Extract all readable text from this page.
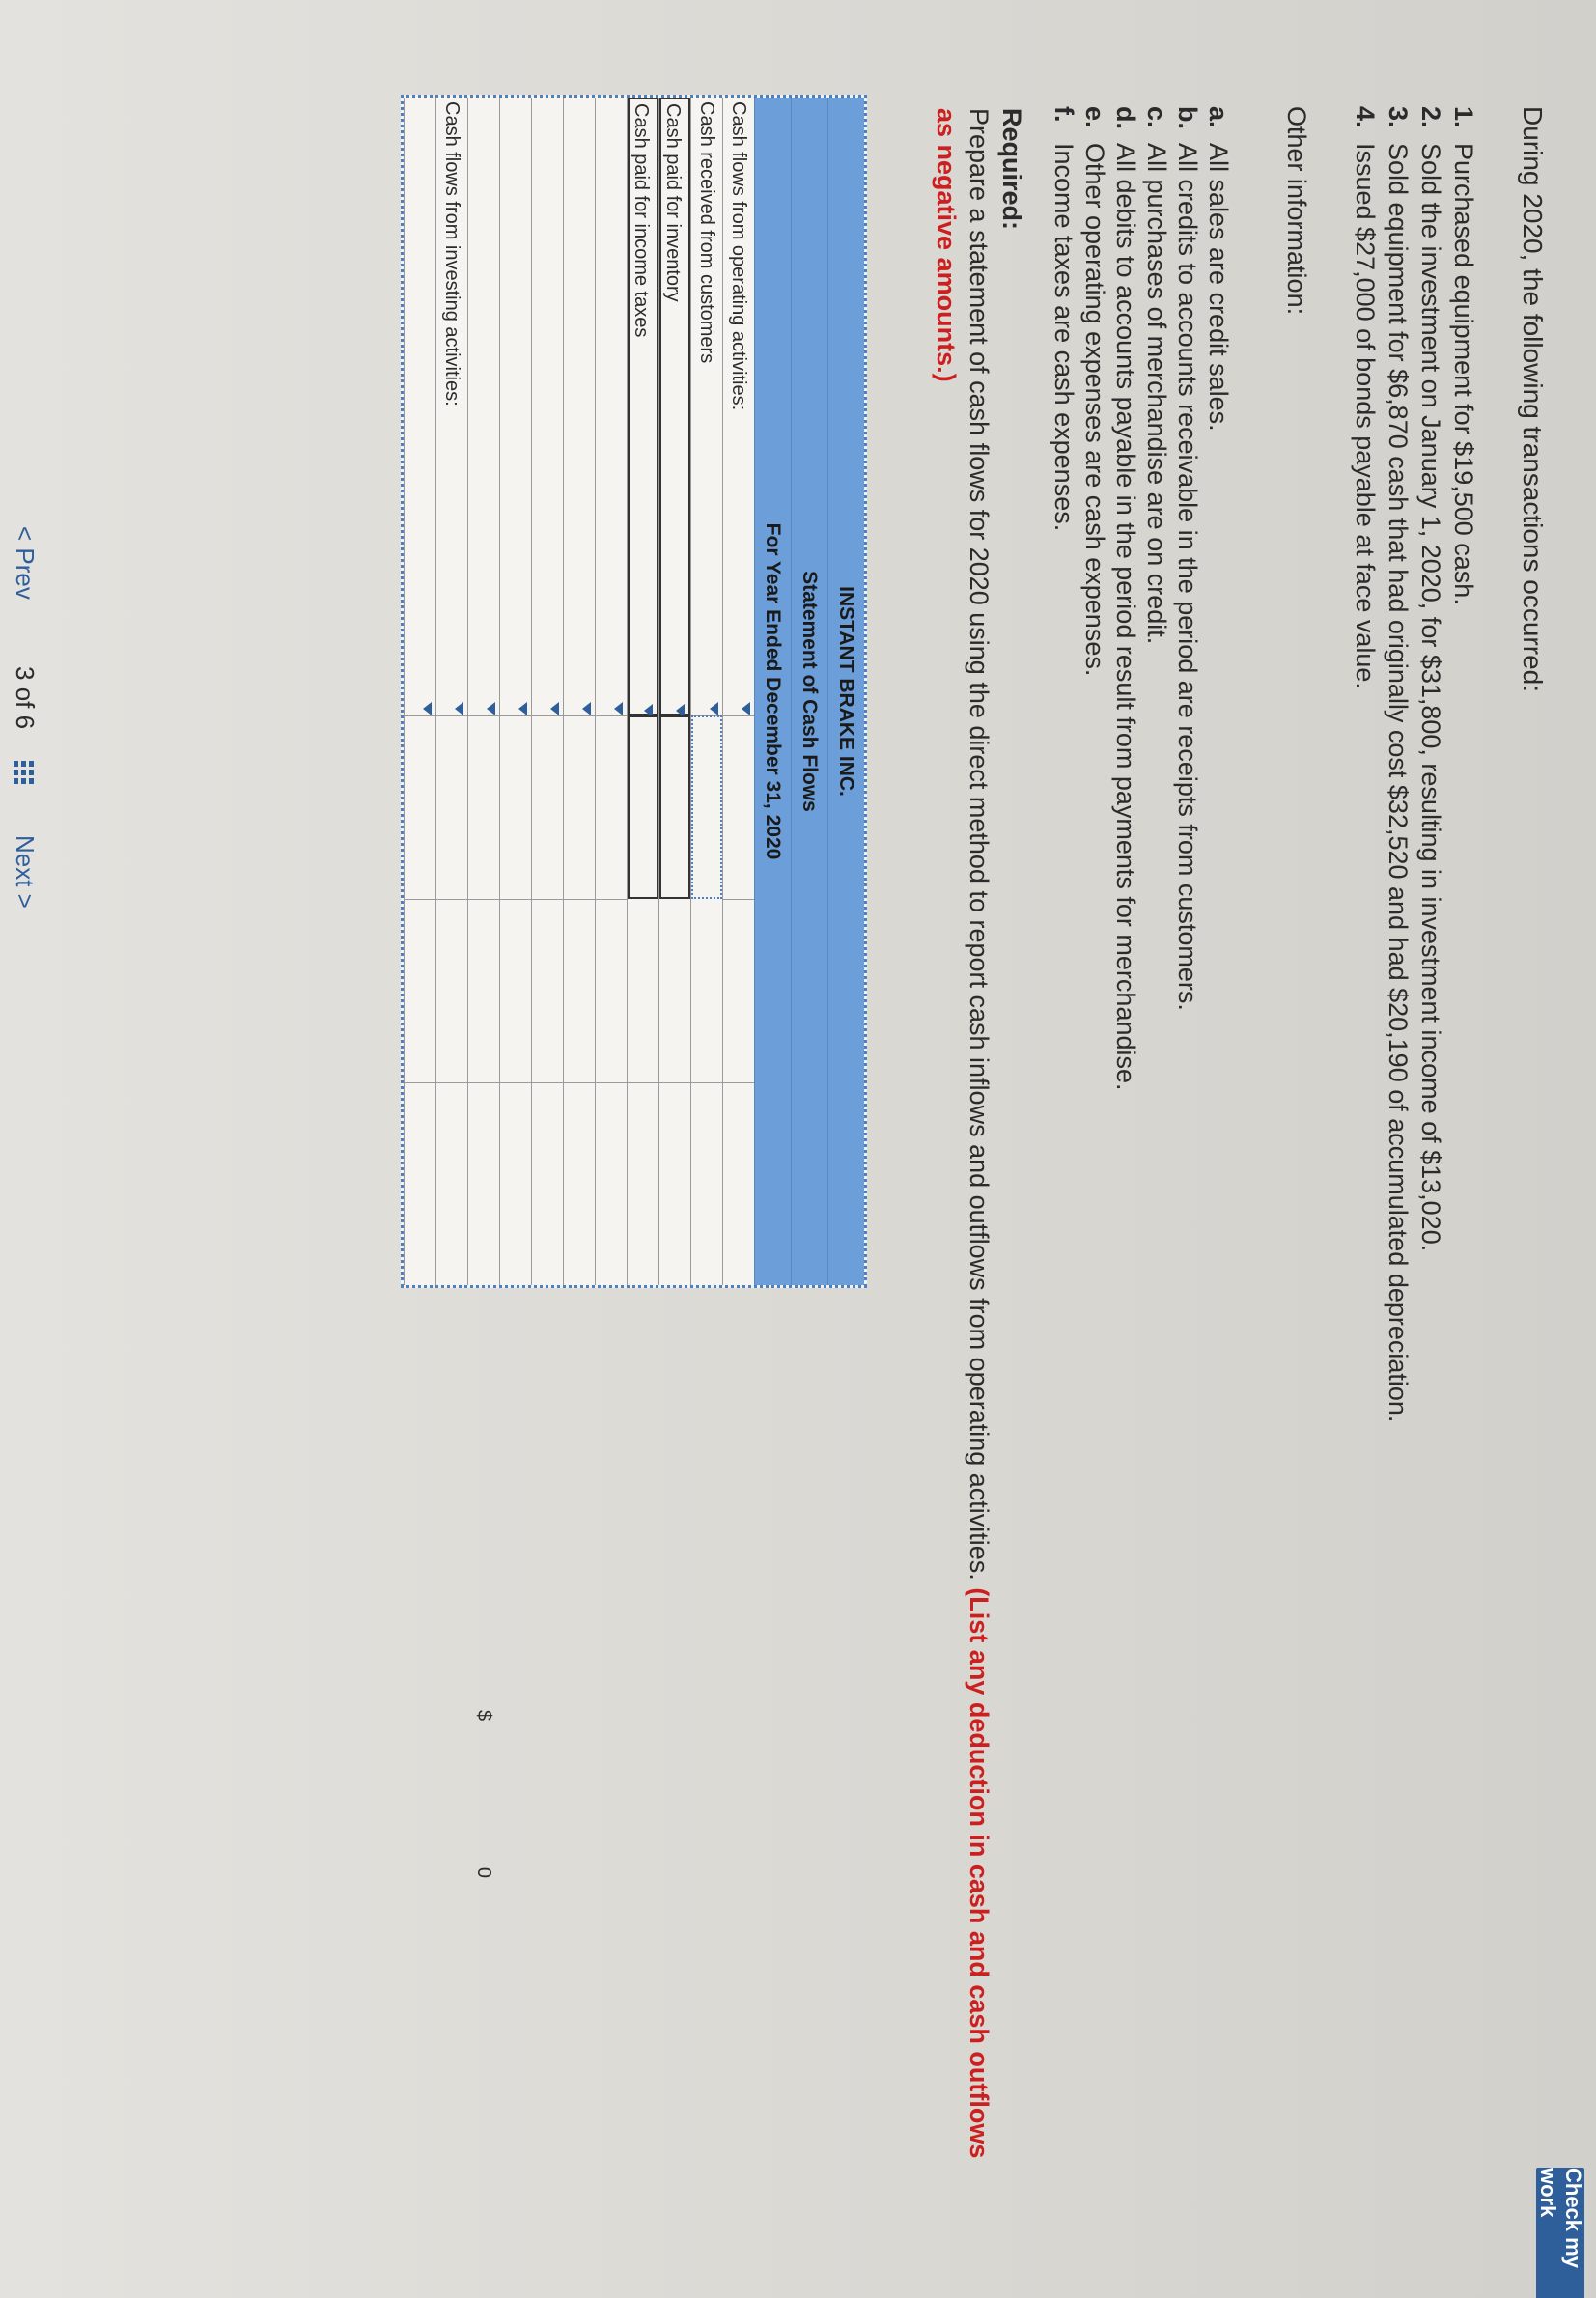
Check my work

During 2020, the following transactions occurred:

1.Purchased equipment for $19,500 cash.
2.Sold the investment on January 1, 2020, for $31,800, resulting in investment income of $13,020.
3.Sold equipment for $6,870 cash that had originally cost $32,520 and had $20,190 of accumulated depreciation.
4.Issued $27,000 of bonds payable at face value.

Other information:

a.All sales are credit sales.
b.All credits to accounts receivable in the period are receipts from customers.
c.All purchases of merchandise are on credit.
d.All debits to accounts payable in the period result from payments for merchandise.
e.Other operating expenses are cash expenses.
f.Income taxes are cash expenses.

Required:

Prepare a statement of cash flows for 2020 using the direct method to report cash inflows and outflows from operating activities. (List any deduction in cash and cash outflows as negative amounts.)

INSTANT BRAKE INC.
Statement of Cash Flows
For Year Ended December 31, 2020
Cash flows from operating activities:
Cash received from customers
Cash paid for inventory
Cash paid for income taxes
$
0
Cash flows from investing activities:
< Prev
3 of 6
Next >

Request
Omitting all images, print the listing exactly.

Answer for this exercise
Extract all readable text from this page.
Check my work

During 2020, the following transactions occurred:

1.Purchased equipment for $19,500 cash.
2.Sold the investment on January 1, 2020, for $31,800, resulting in investment income of $13,020.
3.Sold equipment for $6,870 cash that had originally cost $32,520 and had $20,190 of accumulated depreciation.
4.Issued $27,000 of bonds payable at face value.

Other information:

a.All sales are credit sales.
b.All credits to accounts receivable in the period are receipts from customers.
c.All purchases of merchandise are on credit.
d.All debits to accounts payable in the period result from payments for merchandise.
e.Other operating expenses are cash expenses.
f.Income taxes are cash expenses.

Required:

Prepare a statement of cash flows for 2020 using the direct method to report cash inflows and outflows from operating activities. (List any deduction in cash and cash outflows as negative amounts.)

INSTANT BRAKE INC.
Statement of Cash Flows
For Year Ended December 31, 2020
Cash flows from operating activities:
Cash received from customers
Cash paid for inventory
Cash paid for income taxes
$
0
Cash flows from investing activities:
< Prev
3 of 6
Next >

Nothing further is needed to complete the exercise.